- [GIVEN INFORMATION]
______________________________

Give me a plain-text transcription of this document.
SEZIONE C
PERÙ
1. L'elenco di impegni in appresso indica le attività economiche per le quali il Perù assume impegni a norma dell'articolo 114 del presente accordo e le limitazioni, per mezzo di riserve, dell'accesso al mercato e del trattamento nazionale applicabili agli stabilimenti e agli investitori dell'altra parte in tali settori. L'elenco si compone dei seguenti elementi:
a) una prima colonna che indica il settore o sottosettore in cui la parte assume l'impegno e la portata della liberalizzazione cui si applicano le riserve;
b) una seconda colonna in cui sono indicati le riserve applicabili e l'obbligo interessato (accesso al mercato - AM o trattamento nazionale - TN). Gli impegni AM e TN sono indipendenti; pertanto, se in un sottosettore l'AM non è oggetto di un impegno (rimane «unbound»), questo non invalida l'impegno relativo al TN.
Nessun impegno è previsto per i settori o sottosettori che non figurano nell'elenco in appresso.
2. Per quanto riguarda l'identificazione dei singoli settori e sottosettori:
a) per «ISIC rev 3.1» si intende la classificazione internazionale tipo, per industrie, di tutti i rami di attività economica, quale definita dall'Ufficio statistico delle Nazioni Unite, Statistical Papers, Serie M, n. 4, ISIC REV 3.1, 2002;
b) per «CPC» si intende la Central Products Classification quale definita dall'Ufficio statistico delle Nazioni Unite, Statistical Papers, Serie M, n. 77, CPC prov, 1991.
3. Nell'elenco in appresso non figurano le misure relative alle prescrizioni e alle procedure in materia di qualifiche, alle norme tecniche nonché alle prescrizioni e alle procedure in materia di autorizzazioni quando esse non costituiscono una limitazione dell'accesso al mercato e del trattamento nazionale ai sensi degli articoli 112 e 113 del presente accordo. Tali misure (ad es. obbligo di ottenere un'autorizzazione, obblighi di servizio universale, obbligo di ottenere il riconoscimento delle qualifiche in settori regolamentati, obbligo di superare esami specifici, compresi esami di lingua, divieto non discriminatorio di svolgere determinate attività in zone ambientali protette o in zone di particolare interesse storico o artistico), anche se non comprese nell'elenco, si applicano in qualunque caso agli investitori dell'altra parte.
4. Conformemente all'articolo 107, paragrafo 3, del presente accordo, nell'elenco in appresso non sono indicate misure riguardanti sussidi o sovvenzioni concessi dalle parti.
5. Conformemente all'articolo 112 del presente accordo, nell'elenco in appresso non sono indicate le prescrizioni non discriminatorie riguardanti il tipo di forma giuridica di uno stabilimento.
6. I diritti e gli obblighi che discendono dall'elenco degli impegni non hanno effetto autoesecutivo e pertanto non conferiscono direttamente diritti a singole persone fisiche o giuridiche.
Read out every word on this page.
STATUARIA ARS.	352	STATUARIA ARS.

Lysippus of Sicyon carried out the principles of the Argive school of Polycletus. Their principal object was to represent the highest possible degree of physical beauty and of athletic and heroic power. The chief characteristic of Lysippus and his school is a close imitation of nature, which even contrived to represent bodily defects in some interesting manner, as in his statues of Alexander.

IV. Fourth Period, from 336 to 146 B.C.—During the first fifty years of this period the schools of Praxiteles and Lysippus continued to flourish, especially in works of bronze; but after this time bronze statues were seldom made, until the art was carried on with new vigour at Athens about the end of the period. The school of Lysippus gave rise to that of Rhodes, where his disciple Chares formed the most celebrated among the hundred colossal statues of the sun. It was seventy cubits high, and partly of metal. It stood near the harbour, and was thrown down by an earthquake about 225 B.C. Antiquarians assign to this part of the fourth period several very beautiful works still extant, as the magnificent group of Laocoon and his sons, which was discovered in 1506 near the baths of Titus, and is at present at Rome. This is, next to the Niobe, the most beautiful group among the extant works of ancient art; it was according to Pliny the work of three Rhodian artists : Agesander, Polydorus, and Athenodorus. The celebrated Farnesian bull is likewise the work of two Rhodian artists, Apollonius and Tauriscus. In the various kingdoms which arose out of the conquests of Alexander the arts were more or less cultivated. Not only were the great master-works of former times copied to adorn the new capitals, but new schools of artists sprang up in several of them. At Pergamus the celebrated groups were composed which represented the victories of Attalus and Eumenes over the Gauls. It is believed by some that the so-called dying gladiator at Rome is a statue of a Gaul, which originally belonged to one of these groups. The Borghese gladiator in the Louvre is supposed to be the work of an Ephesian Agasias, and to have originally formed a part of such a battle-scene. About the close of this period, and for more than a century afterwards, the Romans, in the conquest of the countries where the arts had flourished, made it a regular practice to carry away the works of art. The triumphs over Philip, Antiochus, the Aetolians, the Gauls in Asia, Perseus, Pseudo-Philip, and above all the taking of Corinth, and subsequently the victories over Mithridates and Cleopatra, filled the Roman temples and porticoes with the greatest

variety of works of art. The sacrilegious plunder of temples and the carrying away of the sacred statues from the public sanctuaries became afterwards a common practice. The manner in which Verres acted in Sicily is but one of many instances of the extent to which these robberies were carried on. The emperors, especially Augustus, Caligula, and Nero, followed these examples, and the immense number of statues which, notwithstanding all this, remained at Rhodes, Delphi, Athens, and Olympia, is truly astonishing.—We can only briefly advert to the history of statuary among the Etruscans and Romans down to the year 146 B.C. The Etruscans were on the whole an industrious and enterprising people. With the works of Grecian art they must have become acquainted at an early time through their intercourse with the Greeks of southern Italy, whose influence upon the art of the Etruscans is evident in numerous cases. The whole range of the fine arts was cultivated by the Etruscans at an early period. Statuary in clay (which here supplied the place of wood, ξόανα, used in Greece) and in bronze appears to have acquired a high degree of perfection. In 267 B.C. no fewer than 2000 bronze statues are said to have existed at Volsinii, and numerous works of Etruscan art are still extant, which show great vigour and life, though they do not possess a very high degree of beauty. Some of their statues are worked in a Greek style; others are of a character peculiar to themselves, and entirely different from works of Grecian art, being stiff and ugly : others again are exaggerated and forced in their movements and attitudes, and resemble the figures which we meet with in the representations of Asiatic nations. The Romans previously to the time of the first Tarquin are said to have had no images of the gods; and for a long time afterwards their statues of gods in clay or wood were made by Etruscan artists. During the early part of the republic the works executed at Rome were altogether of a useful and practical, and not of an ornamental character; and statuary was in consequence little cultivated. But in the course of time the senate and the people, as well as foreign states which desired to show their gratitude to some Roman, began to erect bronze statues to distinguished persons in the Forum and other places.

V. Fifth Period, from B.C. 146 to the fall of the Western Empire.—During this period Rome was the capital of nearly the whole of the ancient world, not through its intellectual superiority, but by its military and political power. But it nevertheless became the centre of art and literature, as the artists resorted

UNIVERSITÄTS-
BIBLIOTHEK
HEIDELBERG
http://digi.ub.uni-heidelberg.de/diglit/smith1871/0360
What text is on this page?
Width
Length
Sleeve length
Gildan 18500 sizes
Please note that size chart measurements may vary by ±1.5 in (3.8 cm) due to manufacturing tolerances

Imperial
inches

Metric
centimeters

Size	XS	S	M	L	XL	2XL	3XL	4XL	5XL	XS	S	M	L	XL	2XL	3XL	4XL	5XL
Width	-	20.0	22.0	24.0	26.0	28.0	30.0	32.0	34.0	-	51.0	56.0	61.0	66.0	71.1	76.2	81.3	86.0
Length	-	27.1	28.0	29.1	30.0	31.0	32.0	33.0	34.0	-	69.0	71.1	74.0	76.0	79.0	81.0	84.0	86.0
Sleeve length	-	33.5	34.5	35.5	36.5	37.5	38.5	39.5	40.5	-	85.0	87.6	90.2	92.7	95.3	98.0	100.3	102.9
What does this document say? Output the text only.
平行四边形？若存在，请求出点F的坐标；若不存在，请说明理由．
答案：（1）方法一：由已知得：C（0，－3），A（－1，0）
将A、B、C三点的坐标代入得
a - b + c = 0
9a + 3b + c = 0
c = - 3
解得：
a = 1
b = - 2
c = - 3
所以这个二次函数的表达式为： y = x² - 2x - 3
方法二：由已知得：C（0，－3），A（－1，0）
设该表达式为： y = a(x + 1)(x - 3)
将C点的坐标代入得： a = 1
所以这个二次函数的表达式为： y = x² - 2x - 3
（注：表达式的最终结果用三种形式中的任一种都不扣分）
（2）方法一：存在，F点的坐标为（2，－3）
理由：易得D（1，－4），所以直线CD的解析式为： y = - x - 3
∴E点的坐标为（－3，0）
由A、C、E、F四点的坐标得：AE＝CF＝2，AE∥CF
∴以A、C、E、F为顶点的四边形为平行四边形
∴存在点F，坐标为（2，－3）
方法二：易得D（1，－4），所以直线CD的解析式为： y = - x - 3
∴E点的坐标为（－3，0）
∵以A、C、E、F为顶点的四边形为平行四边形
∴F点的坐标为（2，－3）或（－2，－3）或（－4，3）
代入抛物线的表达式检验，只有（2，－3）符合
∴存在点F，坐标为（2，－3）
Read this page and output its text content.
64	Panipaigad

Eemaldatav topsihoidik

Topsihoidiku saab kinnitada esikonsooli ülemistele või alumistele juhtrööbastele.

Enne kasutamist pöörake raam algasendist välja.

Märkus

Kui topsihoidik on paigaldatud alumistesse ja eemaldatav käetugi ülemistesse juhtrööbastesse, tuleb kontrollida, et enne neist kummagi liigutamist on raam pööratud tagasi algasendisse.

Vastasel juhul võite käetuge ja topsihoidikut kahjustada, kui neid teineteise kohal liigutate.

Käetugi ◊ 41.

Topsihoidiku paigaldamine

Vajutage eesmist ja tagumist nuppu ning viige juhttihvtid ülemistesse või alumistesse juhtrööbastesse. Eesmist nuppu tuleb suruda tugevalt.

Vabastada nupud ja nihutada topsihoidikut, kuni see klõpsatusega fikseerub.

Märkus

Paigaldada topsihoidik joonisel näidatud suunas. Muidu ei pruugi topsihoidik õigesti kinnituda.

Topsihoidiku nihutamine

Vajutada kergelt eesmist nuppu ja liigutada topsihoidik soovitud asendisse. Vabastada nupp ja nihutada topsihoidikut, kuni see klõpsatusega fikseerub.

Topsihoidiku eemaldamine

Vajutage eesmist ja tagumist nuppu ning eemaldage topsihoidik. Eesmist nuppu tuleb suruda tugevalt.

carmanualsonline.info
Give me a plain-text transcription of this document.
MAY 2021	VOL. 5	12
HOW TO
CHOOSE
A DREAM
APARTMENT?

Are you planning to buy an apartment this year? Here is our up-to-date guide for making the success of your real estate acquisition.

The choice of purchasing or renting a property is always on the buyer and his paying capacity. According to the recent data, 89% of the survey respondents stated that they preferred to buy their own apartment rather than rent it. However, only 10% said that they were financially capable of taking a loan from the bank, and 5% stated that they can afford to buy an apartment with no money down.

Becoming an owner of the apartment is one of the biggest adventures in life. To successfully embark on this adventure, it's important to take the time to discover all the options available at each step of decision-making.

______________________________

- [WRITTEN INSTRUCTION]
From the listing above, copy every line that includes the word "What".

- [RESULT FOR THIS EXERCISE]
What text is on this page?
What does this document say? Output the text only.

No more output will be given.